OBJECTIVE =>
Write down each entry again, exactly as it reads.

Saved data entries
-.-.-
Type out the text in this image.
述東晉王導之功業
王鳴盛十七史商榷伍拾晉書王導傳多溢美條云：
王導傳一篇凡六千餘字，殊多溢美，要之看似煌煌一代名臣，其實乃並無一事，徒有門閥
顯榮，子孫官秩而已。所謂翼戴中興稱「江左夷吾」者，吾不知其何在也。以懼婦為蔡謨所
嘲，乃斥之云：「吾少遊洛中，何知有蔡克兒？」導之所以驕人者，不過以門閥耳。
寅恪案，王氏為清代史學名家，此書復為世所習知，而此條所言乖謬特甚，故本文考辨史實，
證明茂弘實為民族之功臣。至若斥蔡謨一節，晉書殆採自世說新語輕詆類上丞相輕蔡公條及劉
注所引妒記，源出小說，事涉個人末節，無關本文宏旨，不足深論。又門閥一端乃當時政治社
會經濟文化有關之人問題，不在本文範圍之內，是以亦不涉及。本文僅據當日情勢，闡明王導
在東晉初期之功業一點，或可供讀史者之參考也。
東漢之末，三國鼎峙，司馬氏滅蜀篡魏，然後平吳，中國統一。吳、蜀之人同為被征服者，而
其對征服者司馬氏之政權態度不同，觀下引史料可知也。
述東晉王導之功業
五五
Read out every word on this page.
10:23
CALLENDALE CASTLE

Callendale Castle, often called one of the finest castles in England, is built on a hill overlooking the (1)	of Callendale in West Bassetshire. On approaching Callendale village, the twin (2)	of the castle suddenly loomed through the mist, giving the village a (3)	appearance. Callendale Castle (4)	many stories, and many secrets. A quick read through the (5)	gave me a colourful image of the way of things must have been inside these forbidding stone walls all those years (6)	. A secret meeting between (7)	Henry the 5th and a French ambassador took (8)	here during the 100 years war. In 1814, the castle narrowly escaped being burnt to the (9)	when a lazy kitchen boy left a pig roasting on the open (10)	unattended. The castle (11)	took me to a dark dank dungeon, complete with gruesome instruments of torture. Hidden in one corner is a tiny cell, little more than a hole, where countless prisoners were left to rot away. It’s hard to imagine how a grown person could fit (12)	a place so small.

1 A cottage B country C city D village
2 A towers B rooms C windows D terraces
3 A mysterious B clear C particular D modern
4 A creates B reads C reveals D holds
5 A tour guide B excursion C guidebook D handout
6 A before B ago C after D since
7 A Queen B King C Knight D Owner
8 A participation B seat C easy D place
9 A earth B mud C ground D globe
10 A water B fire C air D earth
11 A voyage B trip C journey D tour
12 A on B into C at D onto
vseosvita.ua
-.-.-
TASK OUTPUT =>
Type out the text in this image.
述東晉王導之功業
王鳴盛十七史商榷伍拾晉書王導傳多溢美條云：
王導傳一篇凡六千餘字，殊多溢美，要之看似煌煌一代名臣，其實乃並無一事，徒有門閥
顯榮，子孫官秩而已。所謂翼戴中興稱「江左夷吾」者，吾不知其何在也。以懼婦為蔡謨所
嘲，乃斥之云：「吾少遊洛中，何知有蔡克兒？」導之所以驕人者，不過以門閥耳。
寅恪案，王氏為清代史學名家，此書復為世所習知，而此條所言乖謬特甚，故本文考辨史實，
證明茂弘實為民族之功臣。至若斥蔡謨一節，晉書殆採自世說新語輕詆類上丞相輕蔡公條及劉
注所引妒記，源出小說，事涉個人末節，無關本文宏旨，不足深論。又門閥一端乃當時政治社
會經濟文化有關之人問題，不在本文範圍之內，是以亦不涉及。本文僅據當日情勢，闡明王導
在東晉初期之功業一點，或可供讀史者之參考也。
東漢之末，三國鼎峙，司馬氏滅蜀篡魏，然後平吳，中國統一。吳、蜀之人同為被征服者，而
其對征服者司馬氏之政權態度不同，觀下引史料可知也。
述東晉王導之功業
五五
Read out every word on this page.
10:23
CALLENDALE CASTLE

Callendale Castle, often called one of the finest castles in England, is built on a hill overlooking the (1)	of Callendale in West Bassetshire. On approaching Callendale village, the twin (2)	of the castle suddenly loomed through the mist, giving the village a (3)	appearance. Callendale Castle (4)	many stories, and many secrets. A quick read through the (5)	gave me a colourful image of the way of things must have been inside these forbidding stone walls all those years (6)	. A secret meeting between (7)	Henry the 5th and a French ambassador took (8)	here during the 100 years war. In 1814, the castle narrowly escaped being burnt to the (9)	when a lazy kitchen boy left a pig roasting on the open (10)	unattended. The castle (11)	took me to a dark dank dungeon, complete with gruesome instruments of torture. Hidden in one corner is a tiny cell, little more than a hole, where countless prisoners were left to rot away. It’s hard to imagine how a grown person could fit (12)	a place so small.

1 A cottage B country C city D village
2 A towers B rooms C windows D terraces
3 A mysterious B clear C particular D modern
4 A creates B reads C reveals D holds
5 A tour guide B excursion C guidebook D handout
6 A before B ago C after D since
7 A Queen B King C Knight D Owner
8 A participation B seat C easy D place
9 A earth B mud C ground D globe
10 A water B fire C air D earth
11 A voyage B trip C journey D tour
12 A on B into C at D onto
vseosvita.ua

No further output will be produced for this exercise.